▸ **Layout coordinate data**
>> BEGIN

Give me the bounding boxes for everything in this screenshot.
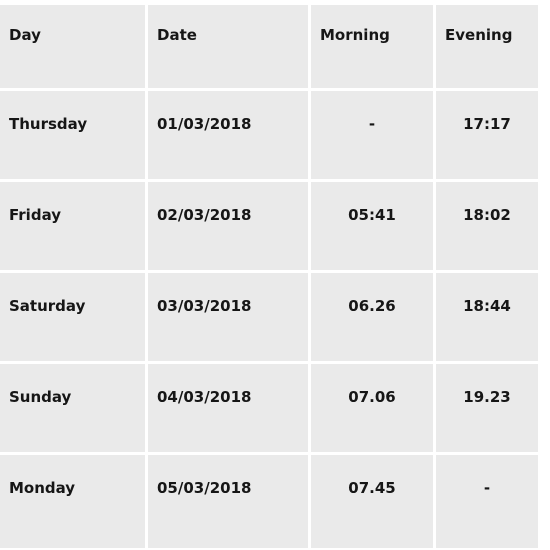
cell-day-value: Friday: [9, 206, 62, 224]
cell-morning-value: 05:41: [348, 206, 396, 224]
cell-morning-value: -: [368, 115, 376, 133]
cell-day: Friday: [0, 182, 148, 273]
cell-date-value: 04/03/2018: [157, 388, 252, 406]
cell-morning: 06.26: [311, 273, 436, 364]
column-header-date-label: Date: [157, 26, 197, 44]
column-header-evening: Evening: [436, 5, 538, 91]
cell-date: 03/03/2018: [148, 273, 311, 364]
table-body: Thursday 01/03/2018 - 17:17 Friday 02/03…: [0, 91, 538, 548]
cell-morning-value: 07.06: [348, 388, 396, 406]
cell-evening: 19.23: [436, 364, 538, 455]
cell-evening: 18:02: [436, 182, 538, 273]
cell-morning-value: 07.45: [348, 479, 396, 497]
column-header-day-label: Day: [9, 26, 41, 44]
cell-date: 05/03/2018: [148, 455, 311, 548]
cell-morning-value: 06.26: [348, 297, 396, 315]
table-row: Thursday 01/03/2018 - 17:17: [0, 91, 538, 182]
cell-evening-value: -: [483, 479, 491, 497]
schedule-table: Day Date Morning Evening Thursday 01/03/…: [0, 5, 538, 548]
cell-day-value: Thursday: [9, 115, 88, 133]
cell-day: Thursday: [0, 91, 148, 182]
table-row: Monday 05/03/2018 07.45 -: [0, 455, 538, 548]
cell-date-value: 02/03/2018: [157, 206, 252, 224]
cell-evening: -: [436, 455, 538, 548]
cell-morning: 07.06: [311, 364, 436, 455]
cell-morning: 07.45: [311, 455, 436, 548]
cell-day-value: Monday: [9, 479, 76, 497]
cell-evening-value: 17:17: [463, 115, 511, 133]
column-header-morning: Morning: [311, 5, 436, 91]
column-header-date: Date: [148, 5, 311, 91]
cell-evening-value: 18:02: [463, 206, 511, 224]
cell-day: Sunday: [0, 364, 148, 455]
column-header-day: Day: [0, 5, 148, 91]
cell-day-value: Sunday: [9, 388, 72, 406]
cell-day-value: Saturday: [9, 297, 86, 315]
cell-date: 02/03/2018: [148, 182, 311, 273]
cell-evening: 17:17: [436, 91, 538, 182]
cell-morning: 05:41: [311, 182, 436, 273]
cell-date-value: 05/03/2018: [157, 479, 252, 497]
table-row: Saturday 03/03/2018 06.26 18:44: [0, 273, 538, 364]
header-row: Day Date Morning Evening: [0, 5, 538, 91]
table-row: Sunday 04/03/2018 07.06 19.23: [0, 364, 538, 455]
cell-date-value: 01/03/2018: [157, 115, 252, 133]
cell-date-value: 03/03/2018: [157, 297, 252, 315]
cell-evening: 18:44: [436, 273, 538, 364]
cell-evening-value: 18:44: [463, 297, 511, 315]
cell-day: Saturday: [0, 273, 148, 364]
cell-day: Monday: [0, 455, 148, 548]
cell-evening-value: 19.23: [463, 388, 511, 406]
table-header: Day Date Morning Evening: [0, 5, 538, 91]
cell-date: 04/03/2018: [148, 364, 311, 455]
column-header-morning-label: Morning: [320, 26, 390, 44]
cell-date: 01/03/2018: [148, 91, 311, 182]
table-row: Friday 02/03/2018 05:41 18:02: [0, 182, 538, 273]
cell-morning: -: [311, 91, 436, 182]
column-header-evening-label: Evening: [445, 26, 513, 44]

>> END
>> BEGIN

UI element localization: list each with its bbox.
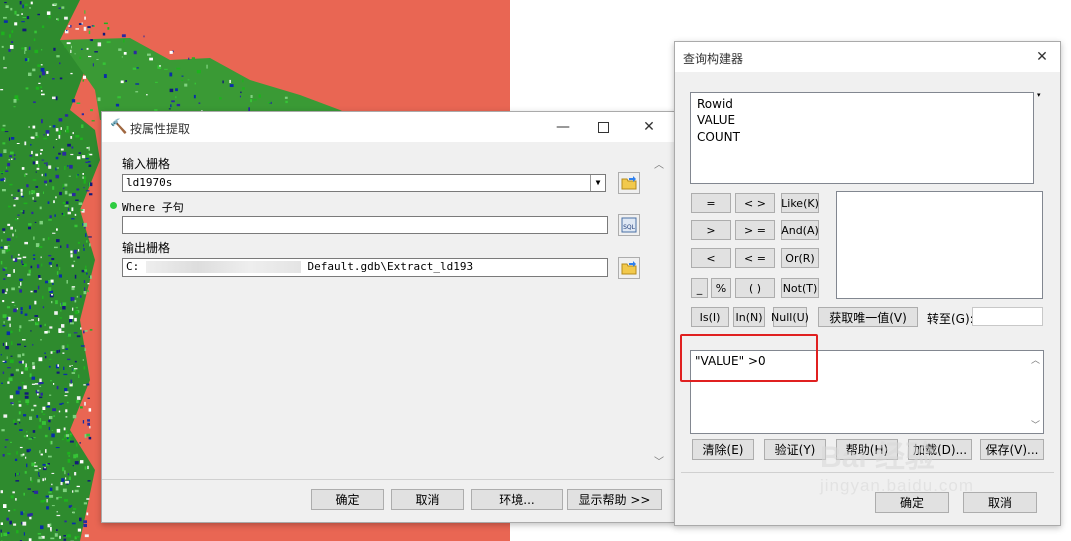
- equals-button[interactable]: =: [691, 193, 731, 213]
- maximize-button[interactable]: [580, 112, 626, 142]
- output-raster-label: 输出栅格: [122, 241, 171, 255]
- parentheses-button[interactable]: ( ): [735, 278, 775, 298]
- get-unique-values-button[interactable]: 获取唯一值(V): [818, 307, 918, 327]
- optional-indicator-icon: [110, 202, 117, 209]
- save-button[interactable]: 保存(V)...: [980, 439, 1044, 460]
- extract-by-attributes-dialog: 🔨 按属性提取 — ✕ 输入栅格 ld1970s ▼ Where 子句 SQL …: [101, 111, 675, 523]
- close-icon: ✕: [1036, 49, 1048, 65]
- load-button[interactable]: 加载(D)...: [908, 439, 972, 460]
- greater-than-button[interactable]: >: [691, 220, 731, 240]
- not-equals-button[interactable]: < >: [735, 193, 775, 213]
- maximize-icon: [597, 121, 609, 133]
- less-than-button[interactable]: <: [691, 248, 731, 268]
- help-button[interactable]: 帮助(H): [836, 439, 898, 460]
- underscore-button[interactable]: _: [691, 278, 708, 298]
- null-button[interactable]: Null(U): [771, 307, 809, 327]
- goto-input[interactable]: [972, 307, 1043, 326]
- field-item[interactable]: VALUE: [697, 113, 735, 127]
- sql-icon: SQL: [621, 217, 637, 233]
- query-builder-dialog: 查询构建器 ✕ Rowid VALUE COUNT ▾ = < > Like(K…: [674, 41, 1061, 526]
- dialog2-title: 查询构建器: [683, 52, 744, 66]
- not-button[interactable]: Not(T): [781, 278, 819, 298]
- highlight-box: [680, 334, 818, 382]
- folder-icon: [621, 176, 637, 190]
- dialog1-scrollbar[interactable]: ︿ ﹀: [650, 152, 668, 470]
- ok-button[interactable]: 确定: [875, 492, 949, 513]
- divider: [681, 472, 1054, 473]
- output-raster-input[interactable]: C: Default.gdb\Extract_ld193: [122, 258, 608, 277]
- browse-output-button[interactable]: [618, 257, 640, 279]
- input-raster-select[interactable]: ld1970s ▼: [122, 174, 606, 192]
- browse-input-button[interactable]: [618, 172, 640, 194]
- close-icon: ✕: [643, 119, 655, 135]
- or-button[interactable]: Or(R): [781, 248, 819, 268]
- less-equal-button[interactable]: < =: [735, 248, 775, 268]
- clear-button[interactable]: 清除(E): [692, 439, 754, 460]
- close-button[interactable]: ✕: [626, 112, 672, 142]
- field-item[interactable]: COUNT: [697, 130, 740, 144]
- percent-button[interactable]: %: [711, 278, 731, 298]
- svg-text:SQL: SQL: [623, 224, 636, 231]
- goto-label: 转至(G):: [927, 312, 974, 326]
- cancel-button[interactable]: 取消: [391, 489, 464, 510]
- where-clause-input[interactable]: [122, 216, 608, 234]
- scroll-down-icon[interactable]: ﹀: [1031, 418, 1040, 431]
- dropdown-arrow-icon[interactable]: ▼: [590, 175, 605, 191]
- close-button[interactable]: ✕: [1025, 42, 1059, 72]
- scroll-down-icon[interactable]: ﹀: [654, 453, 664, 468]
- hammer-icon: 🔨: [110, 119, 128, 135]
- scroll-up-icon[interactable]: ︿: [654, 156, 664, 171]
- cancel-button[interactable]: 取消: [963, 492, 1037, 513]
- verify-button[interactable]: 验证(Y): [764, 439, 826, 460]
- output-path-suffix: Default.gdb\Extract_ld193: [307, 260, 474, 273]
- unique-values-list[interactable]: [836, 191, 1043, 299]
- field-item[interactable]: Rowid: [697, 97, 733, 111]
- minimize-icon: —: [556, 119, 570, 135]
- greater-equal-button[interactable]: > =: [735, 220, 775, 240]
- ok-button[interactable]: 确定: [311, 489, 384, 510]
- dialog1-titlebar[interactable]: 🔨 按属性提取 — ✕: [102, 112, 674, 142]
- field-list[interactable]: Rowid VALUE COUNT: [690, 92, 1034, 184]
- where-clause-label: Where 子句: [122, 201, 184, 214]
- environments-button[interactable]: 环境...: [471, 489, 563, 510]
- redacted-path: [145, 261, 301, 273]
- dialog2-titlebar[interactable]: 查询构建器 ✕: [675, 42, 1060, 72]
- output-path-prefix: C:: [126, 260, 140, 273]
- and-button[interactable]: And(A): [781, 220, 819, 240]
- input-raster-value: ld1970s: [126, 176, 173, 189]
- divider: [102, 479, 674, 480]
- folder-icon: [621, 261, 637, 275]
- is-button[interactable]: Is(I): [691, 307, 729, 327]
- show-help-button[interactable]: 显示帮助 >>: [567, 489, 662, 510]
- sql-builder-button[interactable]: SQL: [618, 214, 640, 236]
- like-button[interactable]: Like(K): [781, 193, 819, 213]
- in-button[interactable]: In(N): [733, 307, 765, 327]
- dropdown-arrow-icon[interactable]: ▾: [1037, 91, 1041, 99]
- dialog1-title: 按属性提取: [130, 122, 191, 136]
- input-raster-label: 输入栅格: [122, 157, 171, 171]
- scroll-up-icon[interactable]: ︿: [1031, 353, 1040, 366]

>> END

▸ **Your task**
Update the lines starting at the one containing "cell-day-value: Friday: [9, 206, 62, 224]" and ending at the one containing "cell-evening-value: -: [483, 479, 491, 497]", replacing "cell-morning-value" with "cell-morning-time". Leave everything else unchanged.

▸ **Exercise response**
cell-day-value: Friday: [9, 206, 62, 224]
cell-morning-time: 05:41: [348, 206, 396, 224]
cell-morning-time: -: [368, 115, 376, 133]
cell-day: Friday: [0, 182, 148, 273]
cell-date-value: 04/03/2018: [157, 388, 252, 406]
cell-morning: 06.26: [311, 273, 436, 364]
column-header-date-label: Date: [157, 26, 197, 44]
column-header-evening: Evening: [436, 5, 538, 91]
cell-date: 03/03/2018: [148, 273, 311, 364]
table-body: Thursday 01/03/2018 - 17:17 Friday 02/03…: [0, 91, 538, 548]
cell-morning-time: 07.06: [348, 388, 396, 406]
cell-evening: 19.23: [436, 364, 538, 455]
cell-evening: 18:02: [436, 182, 538, 273]
cell-morning-time: 07.45: [348, 479, 396, 497]
column-header-day-label: Day: [9, 26, 41, 44]
cell-date: 05/03/2018: [148, 455, 311, 548]
cell-morning-time: 06.26: [348, 297, 396, 315]
table-row: Thursday 01/03/2018 - 17:17: [0, 91, 538, 182]
cell-evening-value: -: [483, 479, 491, 497]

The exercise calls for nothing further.